WHAT IS EXPECTED:
Transcribe the rows from the line with "Itemize the components" up to and including the line with "x-axis-label: Σ [M⊙", omitting the pictures.

SOURCE DATA:
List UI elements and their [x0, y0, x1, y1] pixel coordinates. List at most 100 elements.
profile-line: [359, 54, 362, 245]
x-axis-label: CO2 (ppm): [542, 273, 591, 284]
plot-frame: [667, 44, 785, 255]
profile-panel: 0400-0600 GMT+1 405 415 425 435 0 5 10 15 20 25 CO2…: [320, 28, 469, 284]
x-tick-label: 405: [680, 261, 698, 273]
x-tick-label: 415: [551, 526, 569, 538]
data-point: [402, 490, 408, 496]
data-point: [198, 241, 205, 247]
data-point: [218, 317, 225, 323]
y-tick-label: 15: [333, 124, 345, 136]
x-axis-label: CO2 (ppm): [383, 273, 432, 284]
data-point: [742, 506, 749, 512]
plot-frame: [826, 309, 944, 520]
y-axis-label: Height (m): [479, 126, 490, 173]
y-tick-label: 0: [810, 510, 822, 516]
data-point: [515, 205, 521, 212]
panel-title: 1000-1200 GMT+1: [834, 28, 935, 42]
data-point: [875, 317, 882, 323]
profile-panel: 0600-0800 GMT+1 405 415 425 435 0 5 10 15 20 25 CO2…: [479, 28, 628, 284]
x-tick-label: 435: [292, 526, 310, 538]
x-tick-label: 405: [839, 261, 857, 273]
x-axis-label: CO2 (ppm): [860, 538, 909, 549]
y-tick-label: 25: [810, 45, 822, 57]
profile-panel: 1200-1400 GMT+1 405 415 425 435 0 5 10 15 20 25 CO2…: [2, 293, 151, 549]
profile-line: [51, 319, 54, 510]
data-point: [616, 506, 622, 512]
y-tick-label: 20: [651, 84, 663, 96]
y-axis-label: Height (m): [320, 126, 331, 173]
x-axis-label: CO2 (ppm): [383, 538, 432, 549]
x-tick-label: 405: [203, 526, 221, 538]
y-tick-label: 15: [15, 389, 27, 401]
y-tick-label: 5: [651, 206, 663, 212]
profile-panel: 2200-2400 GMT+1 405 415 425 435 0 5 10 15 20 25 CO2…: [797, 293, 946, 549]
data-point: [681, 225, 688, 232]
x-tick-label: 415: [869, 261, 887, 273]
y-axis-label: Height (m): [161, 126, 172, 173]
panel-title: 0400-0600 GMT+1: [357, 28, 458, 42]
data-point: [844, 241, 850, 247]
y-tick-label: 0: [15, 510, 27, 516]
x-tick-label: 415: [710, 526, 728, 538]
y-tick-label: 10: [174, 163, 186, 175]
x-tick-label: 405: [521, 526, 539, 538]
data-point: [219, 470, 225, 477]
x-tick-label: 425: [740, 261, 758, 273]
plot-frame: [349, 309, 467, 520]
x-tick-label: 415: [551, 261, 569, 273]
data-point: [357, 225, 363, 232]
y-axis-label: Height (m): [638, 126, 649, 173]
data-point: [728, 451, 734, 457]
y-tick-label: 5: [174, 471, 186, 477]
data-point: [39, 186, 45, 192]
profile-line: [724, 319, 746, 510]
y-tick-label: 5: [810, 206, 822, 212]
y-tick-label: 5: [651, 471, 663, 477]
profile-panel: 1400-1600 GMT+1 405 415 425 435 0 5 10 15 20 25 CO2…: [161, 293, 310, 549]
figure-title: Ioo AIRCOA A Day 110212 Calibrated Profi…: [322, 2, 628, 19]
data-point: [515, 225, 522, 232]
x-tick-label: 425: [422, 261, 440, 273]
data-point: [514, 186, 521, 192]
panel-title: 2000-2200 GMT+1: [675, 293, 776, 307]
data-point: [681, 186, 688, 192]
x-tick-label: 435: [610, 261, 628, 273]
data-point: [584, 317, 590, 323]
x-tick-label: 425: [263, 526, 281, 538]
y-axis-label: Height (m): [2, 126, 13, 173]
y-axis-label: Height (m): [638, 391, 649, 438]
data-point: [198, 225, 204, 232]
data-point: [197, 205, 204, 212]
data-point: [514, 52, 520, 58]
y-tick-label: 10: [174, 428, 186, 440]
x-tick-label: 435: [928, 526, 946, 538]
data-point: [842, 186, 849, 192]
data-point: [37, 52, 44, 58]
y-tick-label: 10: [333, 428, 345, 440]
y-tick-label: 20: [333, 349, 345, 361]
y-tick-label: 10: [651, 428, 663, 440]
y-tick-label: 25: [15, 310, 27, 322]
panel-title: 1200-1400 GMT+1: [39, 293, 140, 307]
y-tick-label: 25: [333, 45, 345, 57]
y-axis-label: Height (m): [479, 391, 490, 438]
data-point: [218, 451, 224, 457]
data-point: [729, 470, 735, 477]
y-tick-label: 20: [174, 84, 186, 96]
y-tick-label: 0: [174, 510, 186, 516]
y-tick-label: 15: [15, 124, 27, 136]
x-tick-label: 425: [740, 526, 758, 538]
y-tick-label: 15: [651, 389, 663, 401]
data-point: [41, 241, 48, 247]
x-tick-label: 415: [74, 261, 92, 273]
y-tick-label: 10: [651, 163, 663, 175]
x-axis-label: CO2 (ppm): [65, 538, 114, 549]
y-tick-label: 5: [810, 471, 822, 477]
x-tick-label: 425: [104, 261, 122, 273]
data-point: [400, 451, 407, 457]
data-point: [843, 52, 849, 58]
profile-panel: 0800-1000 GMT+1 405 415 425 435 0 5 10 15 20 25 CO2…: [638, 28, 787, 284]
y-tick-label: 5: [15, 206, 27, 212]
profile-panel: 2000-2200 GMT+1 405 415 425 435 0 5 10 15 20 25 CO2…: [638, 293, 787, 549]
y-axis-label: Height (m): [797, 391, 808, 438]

==

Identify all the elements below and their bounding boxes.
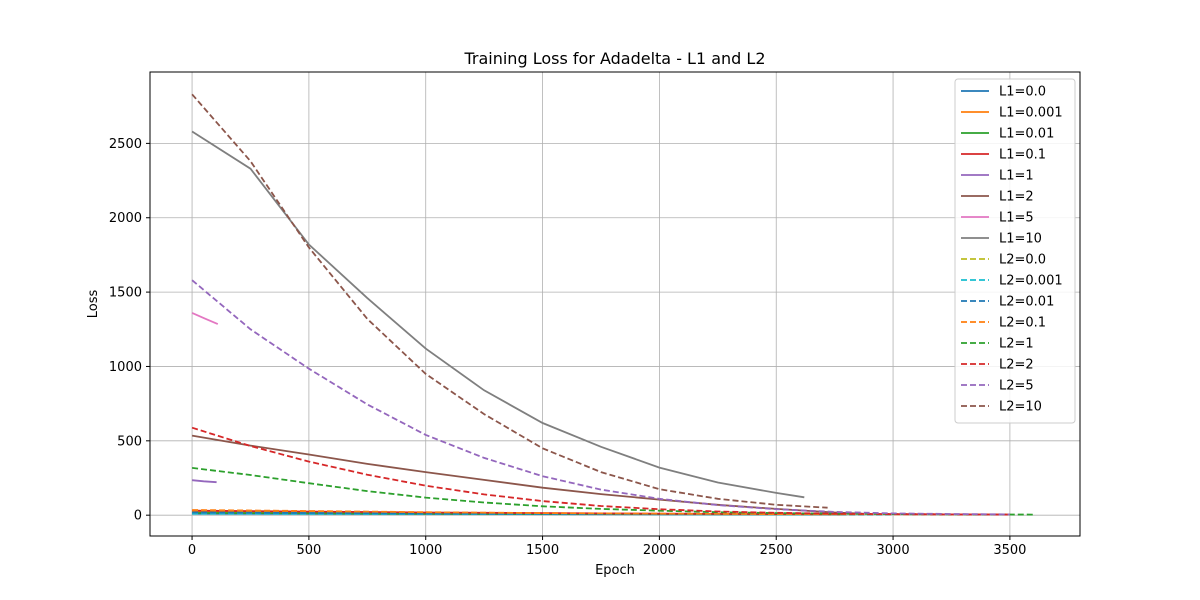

* * *

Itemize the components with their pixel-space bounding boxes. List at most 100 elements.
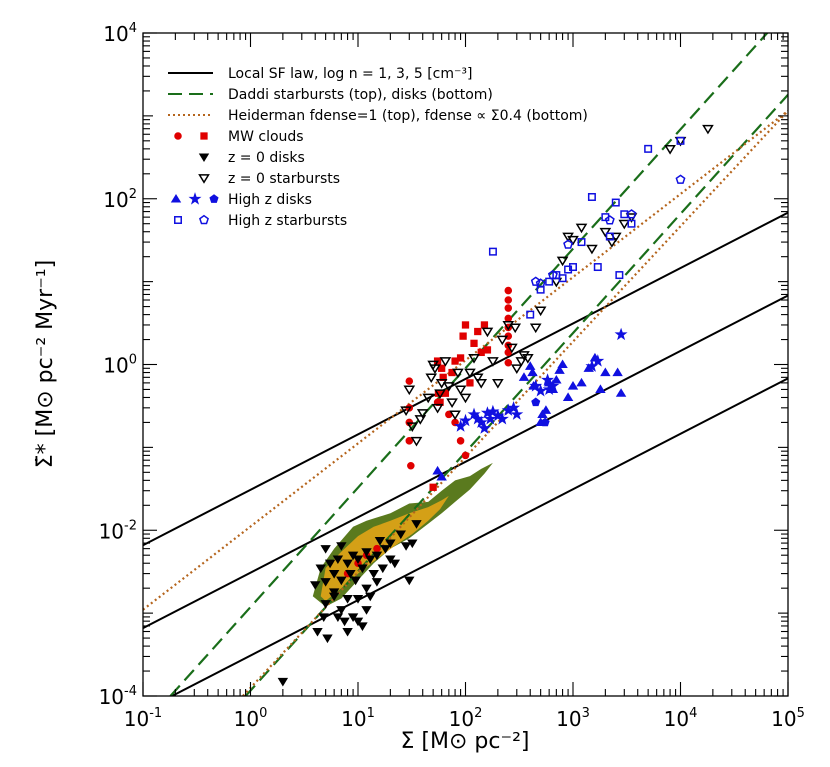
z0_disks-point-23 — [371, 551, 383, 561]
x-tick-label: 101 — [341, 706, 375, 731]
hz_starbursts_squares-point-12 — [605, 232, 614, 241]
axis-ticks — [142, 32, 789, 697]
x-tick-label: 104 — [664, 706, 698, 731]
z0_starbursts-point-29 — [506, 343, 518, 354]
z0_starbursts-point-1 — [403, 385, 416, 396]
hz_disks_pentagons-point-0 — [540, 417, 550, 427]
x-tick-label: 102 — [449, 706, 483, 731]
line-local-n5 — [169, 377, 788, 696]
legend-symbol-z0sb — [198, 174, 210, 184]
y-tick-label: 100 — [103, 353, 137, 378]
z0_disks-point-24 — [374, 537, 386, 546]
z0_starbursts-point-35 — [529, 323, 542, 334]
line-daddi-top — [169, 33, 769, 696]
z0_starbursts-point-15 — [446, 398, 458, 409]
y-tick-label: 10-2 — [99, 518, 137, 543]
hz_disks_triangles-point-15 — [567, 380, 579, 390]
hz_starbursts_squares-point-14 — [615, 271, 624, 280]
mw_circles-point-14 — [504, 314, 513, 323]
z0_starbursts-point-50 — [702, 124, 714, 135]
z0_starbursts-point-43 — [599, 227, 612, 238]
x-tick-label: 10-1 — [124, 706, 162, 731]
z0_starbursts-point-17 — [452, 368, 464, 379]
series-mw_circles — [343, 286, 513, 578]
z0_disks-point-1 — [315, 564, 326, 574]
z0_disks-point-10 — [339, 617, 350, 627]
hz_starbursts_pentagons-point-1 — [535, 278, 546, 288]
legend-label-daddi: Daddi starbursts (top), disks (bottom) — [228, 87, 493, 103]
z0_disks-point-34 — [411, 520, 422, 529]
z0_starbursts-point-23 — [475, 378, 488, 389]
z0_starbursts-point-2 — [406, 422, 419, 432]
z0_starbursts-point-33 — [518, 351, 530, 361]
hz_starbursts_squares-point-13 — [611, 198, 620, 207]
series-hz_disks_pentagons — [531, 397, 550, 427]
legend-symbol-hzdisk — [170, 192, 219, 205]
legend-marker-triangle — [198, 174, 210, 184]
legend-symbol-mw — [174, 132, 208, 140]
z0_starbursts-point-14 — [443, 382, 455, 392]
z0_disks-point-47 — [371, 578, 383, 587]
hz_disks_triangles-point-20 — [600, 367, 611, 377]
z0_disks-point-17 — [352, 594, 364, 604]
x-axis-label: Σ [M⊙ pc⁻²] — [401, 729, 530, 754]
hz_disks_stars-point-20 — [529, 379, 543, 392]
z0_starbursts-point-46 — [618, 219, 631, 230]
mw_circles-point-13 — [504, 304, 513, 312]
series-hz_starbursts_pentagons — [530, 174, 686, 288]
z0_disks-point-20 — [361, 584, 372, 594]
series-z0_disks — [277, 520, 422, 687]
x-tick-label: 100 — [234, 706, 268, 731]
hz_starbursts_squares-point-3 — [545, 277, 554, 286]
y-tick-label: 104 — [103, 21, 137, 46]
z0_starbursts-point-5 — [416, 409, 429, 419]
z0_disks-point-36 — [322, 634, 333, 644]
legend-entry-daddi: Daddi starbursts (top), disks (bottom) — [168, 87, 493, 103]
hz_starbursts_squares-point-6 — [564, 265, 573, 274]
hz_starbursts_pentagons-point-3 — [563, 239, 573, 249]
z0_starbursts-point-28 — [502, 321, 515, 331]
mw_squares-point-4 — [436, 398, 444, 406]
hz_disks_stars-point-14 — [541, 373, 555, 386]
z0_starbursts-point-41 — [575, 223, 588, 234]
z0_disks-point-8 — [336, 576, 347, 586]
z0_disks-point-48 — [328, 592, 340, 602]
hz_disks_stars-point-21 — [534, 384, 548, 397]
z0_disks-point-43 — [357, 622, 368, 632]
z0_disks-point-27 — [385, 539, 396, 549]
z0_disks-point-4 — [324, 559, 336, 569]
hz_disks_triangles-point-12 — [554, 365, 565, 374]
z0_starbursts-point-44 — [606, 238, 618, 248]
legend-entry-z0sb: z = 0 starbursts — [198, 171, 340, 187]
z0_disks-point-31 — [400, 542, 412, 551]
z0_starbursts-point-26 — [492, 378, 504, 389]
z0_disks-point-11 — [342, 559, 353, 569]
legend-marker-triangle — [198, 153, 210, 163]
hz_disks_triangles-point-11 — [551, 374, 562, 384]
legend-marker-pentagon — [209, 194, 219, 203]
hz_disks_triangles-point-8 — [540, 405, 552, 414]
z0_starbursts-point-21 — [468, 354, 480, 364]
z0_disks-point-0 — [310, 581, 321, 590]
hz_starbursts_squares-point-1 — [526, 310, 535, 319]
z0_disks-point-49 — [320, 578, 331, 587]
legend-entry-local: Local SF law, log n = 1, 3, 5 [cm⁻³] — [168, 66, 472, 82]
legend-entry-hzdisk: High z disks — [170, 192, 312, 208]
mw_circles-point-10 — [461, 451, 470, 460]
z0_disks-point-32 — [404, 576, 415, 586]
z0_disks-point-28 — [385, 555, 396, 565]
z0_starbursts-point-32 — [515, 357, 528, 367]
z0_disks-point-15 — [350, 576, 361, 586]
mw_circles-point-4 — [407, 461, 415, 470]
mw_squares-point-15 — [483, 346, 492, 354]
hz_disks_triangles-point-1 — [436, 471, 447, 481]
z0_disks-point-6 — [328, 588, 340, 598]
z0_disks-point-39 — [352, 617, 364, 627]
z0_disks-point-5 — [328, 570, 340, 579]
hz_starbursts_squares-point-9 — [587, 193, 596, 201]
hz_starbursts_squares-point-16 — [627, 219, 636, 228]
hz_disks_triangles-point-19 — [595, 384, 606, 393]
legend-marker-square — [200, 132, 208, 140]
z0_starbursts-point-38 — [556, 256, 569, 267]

FINISHED ANSWER:
Itemize the components with their pixel-space bounding boxes. List at most 100 elements.
z0_disks-point-23 — [371, 551, 383, 561]
x-tick-label: 101 — [341, 706, 375, 731]
hz_starbursts_squares-point-12 — [605, 232, 614, 241]
axis-ticks — [142, 32, 789, 697]
x-tick-label: 104 — [664, 706, 698, 731]
z0_starbursts-point-29 — [506, 343, 518, 354]
z0_starbursts-point-1 — [403, 385, 416, 396]
hz_disks_pentagons-point-0 — [540, 417, 550, 427]
x-tick-label: 102 — [449, 706, 483, 731]
line-local-n5 — [169, 377, 788, 696]
legend-symbol-z0sb — [198, 174, 210, 184]
y-tick-label: 100 — [103, 353, 137, 378]
z0_disks-point-24 — [374, 537, 386, 546]
z0_starbursts-point-35 — [529, 323, 542, 334]
line-daddi-top — [169, 33, 769, 696]
z0_starbursts-point-15 — [446, 398, 458, 409]
y-tick-label: 10-2 — [99, 518, 137, 543]
hz_disks_triangles-point-15 — [567, 380, 579, 390]
hz_starbursts_squares-point-14 — [615, 271, 624, 280]
mw_circles-point-14 — [504, 314, 513, 323]
z0_starbursts-point-50 — [702, 124, 714, 135]
z0_starbursts-point-43 — [599, 227, 612, 238]
x-tick-label: 10-1 — [124, 706, 162, 731]
z0_starbursts-point-17 — [452, 368, 464, 379]
series-mw_circles — [343, 286, 513, 578]
z0_disks-point-1 — [315, 564, 326, 574]
z0_disks-point-10 — [339, 617, 350, 627]
hz_starbursts_pentagons-point-1 — [535, 278, 546, 288]
legend-label-daddi: Daddi starbursts (top), disks (bottom) — [228, 87, 493, 103]
z0_disks-point-34 — [411, 520, 422, 529]
z0_starbursts-point-23 — [475, 378, 488, 389]
z0_starbursts-point-2 — [406, 422, 419, 432]
z0_starbursts-point-33 — [518, 351, 530, 361]
hz_starbursts_squares-point-13 — [611, 198, 620, 207]
series-hz_disks_pentagons — [531, 397, 550, 427]
legend-symbol-hzdisk — [170, 192, 219, 205]
legend-marker-triangle — [198, 174, 210, 184]
legend-symbol-mw — [174, 132, 208, 140]
z0_starbursts-point-14 — [443, 382, 455, 392]
z0_disks-point-47 — [371, 578, 383, 587]
hz_disks_triangles-point-20 — [600, 367, 611, 377]
z0_disks-point-17 — [352, 594, 364, 604]
x-axis-label: Σ [M⊙ pc⁻²] — [401, 729, 530, 754]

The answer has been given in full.